ACTIVIDAD PROPUESTA A:
Responde a partir del texto sobre la meditación:
(i) Según la cita inicial, ¿quiénes tienen la verdadera salud?
(ii) ¿Con qué no tiene nada que ver la dignidad?
(iii) ¿Qué hay en el amor?
ACTIVIDAD PROPUESTA B: Prosigue el texto sobre la meditación a partir de su última oración.

TEXTO DEL DOCUMENTO:
«Sólo tienen la verdadera salud los que conocen su propia vitalidad y descubren el vivir al desplegar esta fuerza» Haruchika Noguchi
MEDITAMOS para poder descubrir la dignidad de nuestra existencia.
Y darnos cuenta que la dignidad no tiene nada que ver ni con la profesión ni con ninguna pose con la que necesitamos identificarnos. Para conectar con nuestra dignidad no hay que demostrar ni esperar nada….NO HAY QUE HACER NADA, sino sencillamente ESTAR, estar contigo mismo, con todo lo que tu eres. Poder verlo y respirarlo. No escaparse de lo que uno es.
¿Qué actitud es necesaria mantener?
Es necesaria una actitud honesta. La honestidad nos obliga a prestarnos atención, a observarnos, a poder transitar por nuestro inconsciente sin juzgar lo que no nos gusta, y poder mirarlo tranquilamente, sin rehuirlo. Desarrollando una actitud amorosa. En el AMOR hay cariño, comprensión, perdón y responsabilidad.
¿Cómo vamos aprendiendo a meditar?

MATERIAL DISPONIBLE:

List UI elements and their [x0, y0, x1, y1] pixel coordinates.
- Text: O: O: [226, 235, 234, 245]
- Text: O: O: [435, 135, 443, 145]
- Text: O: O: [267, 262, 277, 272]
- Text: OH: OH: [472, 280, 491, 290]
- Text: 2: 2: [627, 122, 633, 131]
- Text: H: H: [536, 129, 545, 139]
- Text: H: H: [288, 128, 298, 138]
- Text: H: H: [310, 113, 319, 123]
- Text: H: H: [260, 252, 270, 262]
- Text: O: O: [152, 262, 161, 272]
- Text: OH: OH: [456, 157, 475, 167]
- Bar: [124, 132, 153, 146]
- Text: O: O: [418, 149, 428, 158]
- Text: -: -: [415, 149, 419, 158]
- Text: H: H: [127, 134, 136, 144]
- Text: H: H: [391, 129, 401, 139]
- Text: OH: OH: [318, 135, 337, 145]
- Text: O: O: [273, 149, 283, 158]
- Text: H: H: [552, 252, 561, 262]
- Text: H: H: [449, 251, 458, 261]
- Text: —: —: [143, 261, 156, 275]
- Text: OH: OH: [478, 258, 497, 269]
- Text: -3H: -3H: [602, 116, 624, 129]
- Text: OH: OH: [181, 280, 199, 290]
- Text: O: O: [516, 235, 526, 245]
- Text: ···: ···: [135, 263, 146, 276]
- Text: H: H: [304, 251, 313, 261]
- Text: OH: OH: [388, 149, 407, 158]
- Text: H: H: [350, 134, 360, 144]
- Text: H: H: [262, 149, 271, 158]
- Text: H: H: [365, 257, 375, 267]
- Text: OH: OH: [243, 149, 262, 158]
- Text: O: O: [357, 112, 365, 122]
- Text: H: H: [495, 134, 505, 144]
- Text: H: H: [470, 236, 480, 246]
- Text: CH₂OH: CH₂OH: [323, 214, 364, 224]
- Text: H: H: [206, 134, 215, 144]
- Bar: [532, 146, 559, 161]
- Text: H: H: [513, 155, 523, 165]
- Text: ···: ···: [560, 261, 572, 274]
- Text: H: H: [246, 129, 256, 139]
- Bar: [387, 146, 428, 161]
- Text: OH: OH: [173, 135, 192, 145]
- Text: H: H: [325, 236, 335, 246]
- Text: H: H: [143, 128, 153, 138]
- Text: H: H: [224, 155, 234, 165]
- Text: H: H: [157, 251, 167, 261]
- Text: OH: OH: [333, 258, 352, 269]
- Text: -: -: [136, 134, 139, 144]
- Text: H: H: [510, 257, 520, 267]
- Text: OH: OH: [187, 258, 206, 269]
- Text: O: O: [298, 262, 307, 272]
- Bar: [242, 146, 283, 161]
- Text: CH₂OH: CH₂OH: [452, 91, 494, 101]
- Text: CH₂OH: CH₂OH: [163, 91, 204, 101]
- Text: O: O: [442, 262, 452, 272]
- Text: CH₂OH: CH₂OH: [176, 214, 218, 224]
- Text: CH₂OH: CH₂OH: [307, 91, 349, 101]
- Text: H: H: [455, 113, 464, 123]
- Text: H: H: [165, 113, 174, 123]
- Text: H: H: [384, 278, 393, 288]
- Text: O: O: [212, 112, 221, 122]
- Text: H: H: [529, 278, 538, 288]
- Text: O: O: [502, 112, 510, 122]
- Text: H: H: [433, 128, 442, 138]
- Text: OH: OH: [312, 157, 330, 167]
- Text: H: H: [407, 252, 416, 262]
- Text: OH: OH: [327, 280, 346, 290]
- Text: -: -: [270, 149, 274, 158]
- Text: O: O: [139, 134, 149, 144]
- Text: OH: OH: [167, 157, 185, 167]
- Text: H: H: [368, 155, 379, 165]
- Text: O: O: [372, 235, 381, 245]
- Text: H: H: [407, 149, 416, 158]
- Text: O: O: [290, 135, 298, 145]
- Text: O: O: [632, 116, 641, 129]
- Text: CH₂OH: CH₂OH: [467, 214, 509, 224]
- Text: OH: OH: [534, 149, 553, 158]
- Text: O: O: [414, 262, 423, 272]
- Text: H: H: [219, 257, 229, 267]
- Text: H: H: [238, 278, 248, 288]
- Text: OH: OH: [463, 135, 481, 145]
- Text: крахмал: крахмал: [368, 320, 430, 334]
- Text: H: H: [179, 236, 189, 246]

ÁREA DE RESPUESTA A:
(i) Los que conocen su propia vitalidad y descubren el vivir al desplegar esta fuerza.
(ii) Ni con la profesión ni con ninguna pose con la que necesitamos identificarnos.
(iii) Cariño, comprensión, perdón y responsabilidad.

ÁREA DE RESPUESTA B:
Al principio nos agarramos a los pensamientos, emociones …que surgen, creyendo que somos esos pensamientos, emociones…después van perdiendo fuerza y nos damos cuenta que somos más que esos pensamientos y emociones….vamos dejando el apego a nuestras identificaciones para ir aprendiendo a fluir porque dejamos de buscar, sólo observamos, fluimos con aquello que surge sin detenernos.
No aprendemos a MEDITAR para disociarnos de nuestra vida cotidiana, utilizando únicamente la meditación como refugio, sino que lo incorporamos a nuestra vida. Esta actitud de estar con nosotros en el día a día lo expresa Dhiravamsa de esta manera: « hemos de oir lo que oímos, sentir lo que sentimos y ver lo que vemos».